◆ WRITTEN PROBLEM:
Gather up the lines that contain "quantity".

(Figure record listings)
-- start --
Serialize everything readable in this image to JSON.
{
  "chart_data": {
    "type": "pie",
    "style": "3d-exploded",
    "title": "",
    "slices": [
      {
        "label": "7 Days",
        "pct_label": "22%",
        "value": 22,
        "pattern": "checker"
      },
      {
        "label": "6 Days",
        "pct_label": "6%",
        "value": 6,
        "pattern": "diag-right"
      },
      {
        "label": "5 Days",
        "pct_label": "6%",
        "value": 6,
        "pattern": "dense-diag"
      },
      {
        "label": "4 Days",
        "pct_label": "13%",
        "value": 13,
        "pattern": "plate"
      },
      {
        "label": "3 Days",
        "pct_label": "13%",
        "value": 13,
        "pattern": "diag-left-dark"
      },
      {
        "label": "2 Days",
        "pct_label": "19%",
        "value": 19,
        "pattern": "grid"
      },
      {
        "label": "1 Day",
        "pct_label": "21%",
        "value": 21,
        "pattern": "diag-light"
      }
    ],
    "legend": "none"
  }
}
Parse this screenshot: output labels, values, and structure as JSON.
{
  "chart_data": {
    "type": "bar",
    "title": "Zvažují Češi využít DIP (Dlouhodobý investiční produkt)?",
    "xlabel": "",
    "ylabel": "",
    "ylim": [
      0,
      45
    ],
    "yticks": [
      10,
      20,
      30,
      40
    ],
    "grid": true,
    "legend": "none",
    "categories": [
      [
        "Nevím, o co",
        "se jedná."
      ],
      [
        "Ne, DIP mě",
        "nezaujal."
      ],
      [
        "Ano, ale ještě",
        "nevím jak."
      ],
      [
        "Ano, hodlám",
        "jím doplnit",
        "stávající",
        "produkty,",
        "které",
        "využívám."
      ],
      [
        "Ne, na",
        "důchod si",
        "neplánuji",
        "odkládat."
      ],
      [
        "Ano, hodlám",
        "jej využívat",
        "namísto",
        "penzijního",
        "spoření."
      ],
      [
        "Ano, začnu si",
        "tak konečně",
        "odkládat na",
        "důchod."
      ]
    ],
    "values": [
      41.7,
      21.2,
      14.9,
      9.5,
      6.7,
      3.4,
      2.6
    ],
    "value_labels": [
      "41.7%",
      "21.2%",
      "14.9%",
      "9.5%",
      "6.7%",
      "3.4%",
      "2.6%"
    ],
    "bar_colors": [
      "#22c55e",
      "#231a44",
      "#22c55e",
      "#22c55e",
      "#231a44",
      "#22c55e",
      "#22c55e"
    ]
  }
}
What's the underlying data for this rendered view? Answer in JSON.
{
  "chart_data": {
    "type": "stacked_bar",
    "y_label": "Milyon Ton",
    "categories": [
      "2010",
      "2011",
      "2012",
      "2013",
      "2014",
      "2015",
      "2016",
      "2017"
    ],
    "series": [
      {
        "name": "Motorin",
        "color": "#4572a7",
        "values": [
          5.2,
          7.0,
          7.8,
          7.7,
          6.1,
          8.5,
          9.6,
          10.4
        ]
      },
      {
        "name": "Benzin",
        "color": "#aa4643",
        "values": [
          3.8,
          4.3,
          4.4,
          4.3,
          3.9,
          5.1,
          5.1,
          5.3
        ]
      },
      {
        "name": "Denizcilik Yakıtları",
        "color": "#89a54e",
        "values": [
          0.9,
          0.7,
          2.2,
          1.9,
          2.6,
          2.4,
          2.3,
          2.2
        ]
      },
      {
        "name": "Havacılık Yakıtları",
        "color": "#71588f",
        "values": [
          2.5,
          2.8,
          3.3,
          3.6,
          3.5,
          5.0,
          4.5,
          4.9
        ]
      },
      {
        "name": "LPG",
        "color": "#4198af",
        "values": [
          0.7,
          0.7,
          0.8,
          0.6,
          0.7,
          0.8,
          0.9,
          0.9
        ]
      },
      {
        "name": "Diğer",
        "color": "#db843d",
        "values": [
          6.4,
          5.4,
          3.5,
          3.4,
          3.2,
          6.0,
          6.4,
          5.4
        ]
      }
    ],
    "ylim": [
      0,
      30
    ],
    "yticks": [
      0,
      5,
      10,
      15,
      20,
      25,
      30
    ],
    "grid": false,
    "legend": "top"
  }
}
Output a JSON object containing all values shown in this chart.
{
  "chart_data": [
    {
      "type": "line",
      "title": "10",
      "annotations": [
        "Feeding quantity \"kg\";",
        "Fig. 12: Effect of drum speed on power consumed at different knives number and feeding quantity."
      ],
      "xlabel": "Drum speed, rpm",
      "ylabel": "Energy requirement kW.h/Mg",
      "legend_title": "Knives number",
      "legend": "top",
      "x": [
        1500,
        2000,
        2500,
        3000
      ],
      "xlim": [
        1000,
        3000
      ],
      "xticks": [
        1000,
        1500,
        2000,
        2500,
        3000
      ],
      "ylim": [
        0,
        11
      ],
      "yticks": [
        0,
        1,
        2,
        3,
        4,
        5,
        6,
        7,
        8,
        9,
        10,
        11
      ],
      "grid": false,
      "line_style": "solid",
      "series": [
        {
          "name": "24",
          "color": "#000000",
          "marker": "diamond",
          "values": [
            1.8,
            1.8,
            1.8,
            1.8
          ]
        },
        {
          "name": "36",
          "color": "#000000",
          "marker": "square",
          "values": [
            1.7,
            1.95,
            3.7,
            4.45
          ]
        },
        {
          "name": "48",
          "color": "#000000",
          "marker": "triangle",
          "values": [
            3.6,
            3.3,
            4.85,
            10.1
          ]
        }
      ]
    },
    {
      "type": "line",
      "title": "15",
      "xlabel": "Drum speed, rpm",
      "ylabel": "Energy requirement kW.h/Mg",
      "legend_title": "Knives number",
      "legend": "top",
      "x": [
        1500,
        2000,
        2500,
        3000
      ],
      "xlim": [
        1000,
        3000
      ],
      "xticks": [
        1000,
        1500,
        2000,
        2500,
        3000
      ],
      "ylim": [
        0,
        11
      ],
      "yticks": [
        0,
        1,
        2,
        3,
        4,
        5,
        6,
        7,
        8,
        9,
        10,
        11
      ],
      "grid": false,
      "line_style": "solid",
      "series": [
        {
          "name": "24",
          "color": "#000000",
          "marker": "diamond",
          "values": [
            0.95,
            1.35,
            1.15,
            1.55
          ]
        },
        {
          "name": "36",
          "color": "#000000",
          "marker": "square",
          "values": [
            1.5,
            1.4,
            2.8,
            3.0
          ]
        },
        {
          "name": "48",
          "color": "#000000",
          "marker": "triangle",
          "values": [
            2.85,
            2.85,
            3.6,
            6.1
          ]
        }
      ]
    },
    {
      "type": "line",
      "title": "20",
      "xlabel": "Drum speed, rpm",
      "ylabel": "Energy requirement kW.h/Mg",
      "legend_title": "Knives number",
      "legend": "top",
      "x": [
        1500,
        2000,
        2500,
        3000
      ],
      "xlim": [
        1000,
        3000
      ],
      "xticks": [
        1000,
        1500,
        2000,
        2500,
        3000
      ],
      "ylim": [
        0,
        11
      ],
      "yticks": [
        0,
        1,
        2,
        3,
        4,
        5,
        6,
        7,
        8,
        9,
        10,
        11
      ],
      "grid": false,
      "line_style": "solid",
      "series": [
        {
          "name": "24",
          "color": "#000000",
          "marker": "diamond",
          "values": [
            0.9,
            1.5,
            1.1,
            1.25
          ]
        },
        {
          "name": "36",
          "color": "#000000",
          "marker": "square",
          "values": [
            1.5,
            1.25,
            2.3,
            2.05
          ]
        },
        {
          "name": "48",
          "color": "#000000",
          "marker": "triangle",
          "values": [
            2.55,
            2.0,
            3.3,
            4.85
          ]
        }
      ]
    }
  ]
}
-- end --
◆ EXPECTED ANSWER:
        "Feeding quantity \"kg\";",
        "Fig. 12: Effect of drum speed on power consumed at different knives number and feeding quantity."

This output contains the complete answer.